Job: The records that follow must be repeated verbatim, every one of them.

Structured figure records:

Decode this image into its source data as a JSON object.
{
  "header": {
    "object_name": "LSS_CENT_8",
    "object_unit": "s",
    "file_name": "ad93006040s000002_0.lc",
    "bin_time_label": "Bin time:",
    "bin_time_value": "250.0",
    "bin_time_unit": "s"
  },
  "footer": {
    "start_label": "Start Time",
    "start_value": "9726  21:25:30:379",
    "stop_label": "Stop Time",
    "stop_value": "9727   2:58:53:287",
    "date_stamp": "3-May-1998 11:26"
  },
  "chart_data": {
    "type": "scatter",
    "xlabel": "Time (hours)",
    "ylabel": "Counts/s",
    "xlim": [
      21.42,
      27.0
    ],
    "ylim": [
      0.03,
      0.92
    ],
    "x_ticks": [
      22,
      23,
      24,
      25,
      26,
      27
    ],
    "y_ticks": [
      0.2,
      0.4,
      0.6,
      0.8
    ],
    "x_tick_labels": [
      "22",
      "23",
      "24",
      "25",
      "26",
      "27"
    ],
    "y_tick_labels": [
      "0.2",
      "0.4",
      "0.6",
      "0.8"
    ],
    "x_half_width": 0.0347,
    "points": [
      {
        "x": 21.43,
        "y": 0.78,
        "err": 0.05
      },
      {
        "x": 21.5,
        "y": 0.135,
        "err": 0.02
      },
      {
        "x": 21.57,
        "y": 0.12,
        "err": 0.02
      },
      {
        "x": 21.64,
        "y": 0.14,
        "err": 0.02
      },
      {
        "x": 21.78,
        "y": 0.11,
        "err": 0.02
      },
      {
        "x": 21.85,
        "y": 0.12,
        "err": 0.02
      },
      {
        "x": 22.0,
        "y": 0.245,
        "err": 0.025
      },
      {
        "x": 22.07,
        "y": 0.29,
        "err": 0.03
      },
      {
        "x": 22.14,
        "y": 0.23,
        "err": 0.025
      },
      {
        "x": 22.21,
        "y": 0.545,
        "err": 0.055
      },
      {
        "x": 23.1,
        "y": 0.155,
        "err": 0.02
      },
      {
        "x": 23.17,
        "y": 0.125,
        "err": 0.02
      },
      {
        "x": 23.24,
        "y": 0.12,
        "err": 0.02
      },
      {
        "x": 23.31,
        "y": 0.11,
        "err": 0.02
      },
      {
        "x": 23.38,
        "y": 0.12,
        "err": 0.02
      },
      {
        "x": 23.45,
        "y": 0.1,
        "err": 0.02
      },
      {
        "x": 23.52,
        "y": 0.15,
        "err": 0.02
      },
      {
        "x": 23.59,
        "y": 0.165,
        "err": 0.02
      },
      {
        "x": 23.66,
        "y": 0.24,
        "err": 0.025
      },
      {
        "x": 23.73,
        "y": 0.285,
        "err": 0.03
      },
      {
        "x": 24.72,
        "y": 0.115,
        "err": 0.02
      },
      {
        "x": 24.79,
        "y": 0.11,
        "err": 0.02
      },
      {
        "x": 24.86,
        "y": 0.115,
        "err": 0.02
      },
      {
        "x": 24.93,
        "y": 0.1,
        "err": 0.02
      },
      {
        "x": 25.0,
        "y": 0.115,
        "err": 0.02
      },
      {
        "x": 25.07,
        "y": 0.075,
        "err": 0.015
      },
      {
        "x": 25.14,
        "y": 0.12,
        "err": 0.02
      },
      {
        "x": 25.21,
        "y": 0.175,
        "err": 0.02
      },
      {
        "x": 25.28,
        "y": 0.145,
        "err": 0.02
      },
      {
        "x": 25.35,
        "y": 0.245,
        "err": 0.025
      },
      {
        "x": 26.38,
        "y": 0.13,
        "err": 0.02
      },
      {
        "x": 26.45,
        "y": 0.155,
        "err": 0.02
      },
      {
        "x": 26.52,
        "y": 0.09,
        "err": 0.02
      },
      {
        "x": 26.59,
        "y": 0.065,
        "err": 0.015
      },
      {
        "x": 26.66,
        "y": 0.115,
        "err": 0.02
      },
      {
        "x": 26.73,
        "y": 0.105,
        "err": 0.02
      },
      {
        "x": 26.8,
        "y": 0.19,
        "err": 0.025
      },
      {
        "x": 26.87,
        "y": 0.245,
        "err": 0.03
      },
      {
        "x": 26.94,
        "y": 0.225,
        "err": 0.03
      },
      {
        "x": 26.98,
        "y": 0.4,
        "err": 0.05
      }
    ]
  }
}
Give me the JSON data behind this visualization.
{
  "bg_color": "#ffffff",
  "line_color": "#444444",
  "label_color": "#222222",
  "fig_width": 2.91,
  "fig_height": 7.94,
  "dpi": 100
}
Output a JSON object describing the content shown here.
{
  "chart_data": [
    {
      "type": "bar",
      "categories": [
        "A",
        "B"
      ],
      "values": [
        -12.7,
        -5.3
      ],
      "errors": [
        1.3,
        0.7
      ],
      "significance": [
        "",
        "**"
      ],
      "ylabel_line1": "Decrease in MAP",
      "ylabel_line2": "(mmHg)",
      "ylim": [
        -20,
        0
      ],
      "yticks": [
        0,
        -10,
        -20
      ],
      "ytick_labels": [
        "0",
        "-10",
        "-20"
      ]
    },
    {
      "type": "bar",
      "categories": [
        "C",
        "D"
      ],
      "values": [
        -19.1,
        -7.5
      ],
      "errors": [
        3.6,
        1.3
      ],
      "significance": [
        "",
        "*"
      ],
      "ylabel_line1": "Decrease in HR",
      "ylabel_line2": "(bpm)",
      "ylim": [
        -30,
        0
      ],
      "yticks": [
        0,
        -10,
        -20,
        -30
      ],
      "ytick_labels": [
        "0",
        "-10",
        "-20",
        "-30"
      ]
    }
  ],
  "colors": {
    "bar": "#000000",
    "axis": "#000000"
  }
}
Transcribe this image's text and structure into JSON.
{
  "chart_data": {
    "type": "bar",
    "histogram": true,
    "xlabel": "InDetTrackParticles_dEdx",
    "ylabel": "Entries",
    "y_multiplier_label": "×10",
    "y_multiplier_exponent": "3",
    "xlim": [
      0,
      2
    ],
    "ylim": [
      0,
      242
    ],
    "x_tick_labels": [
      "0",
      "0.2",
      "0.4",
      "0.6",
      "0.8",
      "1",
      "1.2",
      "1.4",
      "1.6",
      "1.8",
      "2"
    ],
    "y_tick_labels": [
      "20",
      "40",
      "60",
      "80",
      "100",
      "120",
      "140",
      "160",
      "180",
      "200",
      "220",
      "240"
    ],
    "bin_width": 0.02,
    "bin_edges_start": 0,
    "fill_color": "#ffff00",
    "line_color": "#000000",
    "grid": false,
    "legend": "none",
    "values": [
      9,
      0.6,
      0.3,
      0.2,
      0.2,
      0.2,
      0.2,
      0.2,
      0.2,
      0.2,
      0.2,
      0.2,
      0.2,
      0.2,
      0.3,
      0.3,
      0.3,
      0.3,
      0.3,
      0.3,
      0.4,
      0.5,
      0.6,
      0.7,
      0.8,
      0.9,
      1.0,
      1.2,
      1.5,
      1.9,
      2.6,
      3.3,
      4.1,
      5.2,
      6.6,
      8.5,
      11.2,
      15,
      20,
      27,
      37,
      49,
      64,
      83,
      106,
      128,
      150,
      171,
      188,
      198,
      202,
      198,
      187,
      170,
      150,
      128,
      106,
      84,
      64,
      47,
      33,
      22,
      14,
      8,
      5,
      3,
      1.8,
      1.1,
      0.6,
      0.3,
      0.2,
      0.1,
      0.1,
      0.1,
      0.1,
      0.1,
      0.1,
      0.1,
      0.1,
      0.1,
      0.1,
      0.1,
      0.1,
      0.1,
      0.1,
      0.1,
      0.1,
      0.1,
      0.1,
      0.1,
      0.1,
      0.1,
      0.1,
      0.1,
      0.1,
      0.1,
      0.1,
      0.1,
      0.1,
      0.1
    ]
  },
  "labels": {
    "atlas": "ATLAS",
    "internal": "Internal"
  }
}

Response to this task:
Decode this image into its source data as a JSON object.
{
  "header": {
    "object_name": "LSS_CENT_8",
    "object_unit": "s",
    "file_name": "ad93006040s000002_0.lc",
    "bin_time_label": "Bin time:",
    "bin_time_value": "250.0",
    "bin_time_unit": "s"
  },
  "footer": {
    "start_label": "Start Time",
    "start_value": "9726  21:25:30:379",
    "stop_label": "Stop Time",
    "stop_value": "9727   2:58:53:287",
    "date_stamp": "3-May-1998 11:26"
  },
  "chart_data": {
    "type": "scatter",
    "xlabel": "Time (hours)",
    "ylabel": "Counts/s",
    "xlim": [
      21.42,
      27.0
    ],
    "ylim": [
      0.03,
      0.92
    ],
    "x_ticks": [
      22,
      23,
      24,
      25,
      26,
      27
    ],
    "y_ticks": [
      0.2,
      0.4,
      0.6,
      0.8
    ],
    "x_tick_labels": [
      "22",
      "23",
      "24",
      "25",
      "26",
      "27"
    ],
    "y_tick_labels": [
      "0.2",
      "0.4",
      "0.6",
      "0.8"
    ],
    "x_half_width": 0.0347,
    "points": [
      {
        "x": 21.43,
        "y": 0.78,
        "err": 0.05
      },
      {
        "x": 21.5,
        "y": 0.135,
        "err": 0.02
      },
      {
        "x": 21.57,
        "y": 0.12,
        "err": 0.02
      },
      {
        "x": 21.64,
        "y": 0.14,
        "err": 0.02
      },
      {
        "x": 21.78,
        "y": 0.11,
        "err": 0.02
      },
      {
        "x": 21.85,
        "y": 0.12,
        "err": 0.02
      },
      {
        "x": 22.0,
        "y": 0.245,
        "err": 0.025
      },
      {
        "x": 22.07,
        "y": 0.29,
        "err": 0.03
      },
      {
        "x": 22.14,
        "y": 0.23,
        "err": 0.025
      },
      {
        "x": 22.21,
        "y": 0.545,
        "err": 0.055
      },
      {
        "x": 23.1,
        "y": 0.155,
        "err": 0.02
      },
      {
        "x": 23.17,
        "y": 0.125,
        "err": 0.02
      },
      {
        "x": 23.24,
        "y": 0.12,
        "err": 0.02
      },
      {
        "x": 23.31,
        "y": 0.11,
        "err": 0.02
      },
      {
        "x": 23.38,
        "y": 0.12,
        "err": 0.02
      },
      {
        "x": 23.45,
        "y": 0.1,
        "err": 0.02
      },
      {
        "x": 23.52,
        "y": 0.15,
        "err": 0.02
      },
      {
        "x": 23.59,
        "y": 0.165,
        "err": 0.02
      },
      {
        "x": 23.66,
        "y": 0.24,
        "err": 0.025
      },
      {
        "x": 23.73,
        "y": 0.285,
        "err": 0.03
      },
      {
        "x": 24.72,
        "y": 0.115,
        "err": 0.02
      },
      {
        "x": 24.79,
        "y": 0.11,
        "err": 0.02
      },
      {
        "x": 24.86,
        "y": 0.115,
        "err": 0.02
      },
      {
        "x": 24.93,
        "y": 0.1,
        "err": 0.02
      },
      {
        "x": 25.0,
        "y": 0.115,
        "err": 0.02
      },
      {
        "x": 25.07,
        "y": 0.075,
        "err": 0.015
      },
      {
        "x": 25.14,
        "y": 0.12,
        "err": 0.02
      },
      {
        "x": 25.21,
        "y": 0.175,
        "err": 0.02
      },
      {
        "x": 25.28,
        "y": 0.145,
        "err": 0.02
      },
      {
        "x": 25.35,
        "y": 0.245,
        "err": 0.025
      },
      {
        "x": 26.38,
        "y": 0.13,
        "err": 0.02
      },
      {
        "x": 26.45,
        "y": 0.155,
        "err": 0.02
      },
      {
        "x": 26.52,
        "y": 0.09,
        "err": 0.02
      },
      {
        "x": 26.59,
        "y": 0.065,
        "err": 0.015
      },
      {
        "x": 26.66,
        "y": 0.115,
        "err": 0.02
      },
      {
        "x": 26.73,
        "y": 0.105,
        "err": 0.02
      },
      {
        "x": 26.8,
        "y": 0.19,
        "err": 0.025
      },
      {
        "x": 26.87,
        "y": 0.245,
        "err": 0.03
      },
      {
        "x": 26.94,
        "y": 0.225,
        "err": 0.03
      },
      {
        "x": 26.98,
        "y": 0.4,
        "err": 0.05
      }
    ]
  }
}
Give me the JSON data behind this visualization.
{
  "bg_color": "#ffffff",
  "line_color": "#444444",
  "label_color": "#222222",
  "fig_width": 2.91,
  "fig_height": 7.94,
  "dpi": 100
}
Output a JSON object describing the content shown here.
{
  "chart_data": [
    {
      "type": "bar",
      "categories": [
        "A",
        "B"
      ],
      "values": [
        -12.7,
        -5.3
      ],
      "errors": [
        1.3,
        0.7
      ],
      "significance": [
        "",
        "**"
      ],
      "ylabel_line1": "Decrease in MAP",
      "ylabel_line2": "(mmHg)",
      "ylim": [
        -20,
        0
      ],
      "yticks": [
        0,
        -10,
        -20
      ],
      "ytick_labels": [
        "0",
        "-10",
        "-20"
      ]
    },
    {
      "type": "bar",
      "categories": [
        "C",
        "D"
      ],
      "values": [
        -19.1,
        -7.5
      ],
      "errors": [
        3.6,
        1.3
      ],
      "significance": [
        "",
        "*"
      ],
      "ylabel_line1": "Decrease in HR",
      "ylabel_line2": "(bpm)",
      "ylim": [
        -30,
        0
      ],
      "yticks": [
        0,
        -10,
        -20,
        -30
      ],
      "ytick_labels": [
        "0",
        "-10",
        "-20",
        "-30"
      ]
    }
  ],
  "colors": {
    "bar": "#000000",
    "axis": "#000000"
  }
}
Transcribe this image's text and structure into JSON.
{
  "chart_data": {
    "type": "bar",
    "histogram": true,
    "xlabel": "InDetTrackParticles_dEdx",
    "ylabel": "Entries",
    "y_multiplier_label": "×10",
    "y_multiplier_exponent": "3",
    "xlim": [
      0,
      2
    ],
    "ylim": [
      0,
      242
    ],
    "x_tick_labels": [
      "0",
      "0.2",
      "0.4",
      "0.6",
      "0.8",
      "1",
      "1.2",
      "1.4",
      "1.6",
      "1.8",
      "2"
    ],
    "y_tick_labels": [
      "20",
      "40",
      "60",
      "80",
      "100",
      "120",
      "140",
      "160",
      "180",
      "200",
      "220",
      "240"
    ],
    "bin_width": 0.02,
    "bin_edges_start": 0,
    "fill_color": "#ffff00",
    "line_color": "#000000",
    "grid": false,
    "legend": "none",
    "values": [
      9,
      0.6,
      0.3,
      0.2,
      0.2,
      0.2,
      0.2,
      0.2,
      0.2,
      0.2,
      0.2,
      0.2,
      0.2,
      0.2,
      0.3,
      0.3,
      0.3,
      0.3,
      0.3,
      0.3,
      0.4,
      0.5,
      0.6,
      0.7,
      0.8,
      0.9,
      1.0,
      1.2,
      1.5,
      1.9,
      2.6,
      3.3,
      4.1,
      5.2,
      6.6,
      8.5,
      11.2,
      15,
      20,
      27,
      37,
      49,
      64,
      83,
      106,
      128,
      150,
      171,
      188,
      198,
      202,
      198,
      187,
      170,
      150,
      128,
      106,
      84,
      64,
      47,
      33,
      22,
      14,
      8,
      5,
      3,
      1.8,
      1.1,
      0.6,
      0.3,
      0.2,
      0.1,
      0.1,
      0.1,
      0.1,
      0.1,
      0.1,
      0.1,
      0.1,
      0.1,
      0.1,
      0.1,
      0.1,
      0.1,
      0.1,
      0.1,
      0.1,
      0.1,
      0.1,
      0.1,
      0.1,
      0.1,
      0.1,
      0.1,
      0.1,
      0.1,
      0.1,
      0.1,
      0.1,
      0.1
    ]
  },
  "labels": {
    "atlas": "ATLAS",
    "internal": "Internal"
  }
}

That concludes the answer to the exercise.